→ **GIVEN EXERCISE**:
Go through the entries below and retype them exactly, omitting each picture.
--- start of EXCERPTED DATA ---
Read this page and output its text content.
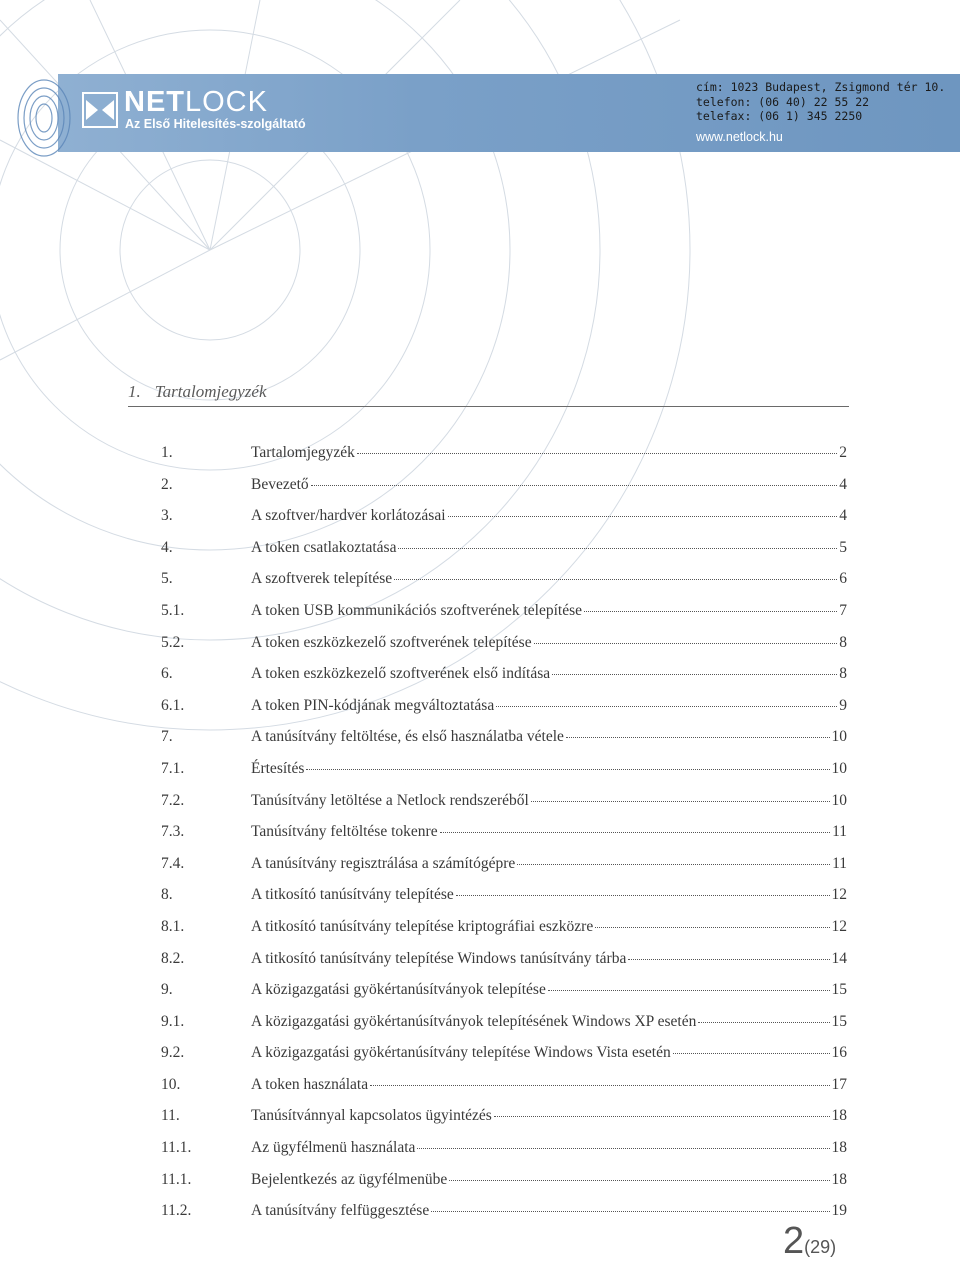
NETLOCK
Az Első Hitelesítés-szolgáltató
cím: 1023 Budapest, Zsigmond tér 10.
telefon: (06 40) 22 55 22
telefax: (06 1) 345 2250
www.netlock.hu
1. Tartalomjegyzék
1.	Tartalomjegyzék	2
2.	Bevezető	4
3.	A szoftver/hardver korlátozásai	4
4.	A token csatlakoztatása	5
5.	A szoftverek telepítése	6
5.1.	A token USB kommunikációs szoftverének telepítése	7
5.2.	A token eszközkezelő szoftverének telepítése	8
6.	A token eszközkezelő szoftverének első indítása	8
6.1.	A token PIN-kódjának megváltoztatása	9
7.	A tanúsítvány feltöltése, és első használatba vétele	10
7.1.	Értesítés	10
7.2.	Tanúsítvány letöltése a Netlock rendszeréből	10
7.3.	Tanúsítvány feltöltése tokenre	11
7.4.	A tanúsítvány regisztrálása a számítógépre	11
8.	A titkosító tanúsítvány telepítése	12
8.1.	A titkosító tanúsítvány telepítése kriptográfiai eszközre	12
8.2.	A titkosító tanúsítvány telepítése Windows tanúsítvány tárba	14
9.	A közigazgatási gyökértanúsítványok telepítése	15
9.1.	A közigazgatási gyökértanúsítványok telepítésének Windows XP esetén	15
9.2.	A közigazgatási gyökértanúsítvány telepítése Windows Vista esetén	16
10.	A token használata	17
11.	Tanúsítvánnyal kapcsolatos ügyintézés	18
11.1.	Az ügyfélmenü használata	18
11.1.	Bejelentkezés az ügyfélmenübe	18
11.2.	A tanúsítvány felfüggesztése	19
2(29)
--- end of EXCERPTED DATA ---
→ **TASK SOLUTION**:
Read this page and output its text content.
NETLOCK
Az Első Hitelesítés-szolgáltató
cím: 1023 Budapest, Zsigmond tér 10.
telefon: (06 40) 22 55 22
telefax: (06 1) 345 2250
www.netlock.hu
1. Tartalomjegyzék
1.	Tartalomjegyzék	2
2.	Bevezető	4
3.	A szoftver/hardver korlátozásai	4
4.	A token csatlakoztatása	5
5.	A szoftverek telepítése	6
5.1.	A token USB kommunikációs szoftverének telepítése	7
5.2.	A token eszközkezelő szoftverének telepítése	8
6.	A token eszközkezelő szoftverének első indítása	8
6.1.	A token PIN-kódjának megváltoztatása	9
7.	A tanúsítvány feltöltése, és első használatba vétele	10
7.1.	Értesítés	10
7.2.	Tanúsítvány letöltése a Netlock rendszeréből	10
7.3.	Tanúsítvány feltöltése tokenre	11
7.4.	A tanúsítvány regisztrálása a számítógépre	11
8.	A titkosító tanúsítvány telepítése	12
8.1.	A titkosító tanúsítvány telepítése kriptográfiai eszközre	12
8.2.	A titkosító tanúsítvány telepítése Windows tanúsítvány tárba	14
9.	A közigazgatási gyökértanúsítványok telepítése	15
9.1.	A közigazgatási gyökértanúsítványok telepítésének Windows XP esetén	15
9.2.	A közigazgatási gyökértanúsítvány telepítése Windows Vista esetén	16
10.	A token használata	17
11.	Tanúsítvánnyal kapcsolatos ügyintézés	18
11.1.	Az ügyfélmenü használata	18
11.1.	Bejelentkezés az ügyfélmenübe	18
11.2.	A tanúsítvány felfüggesztése	19
2(29)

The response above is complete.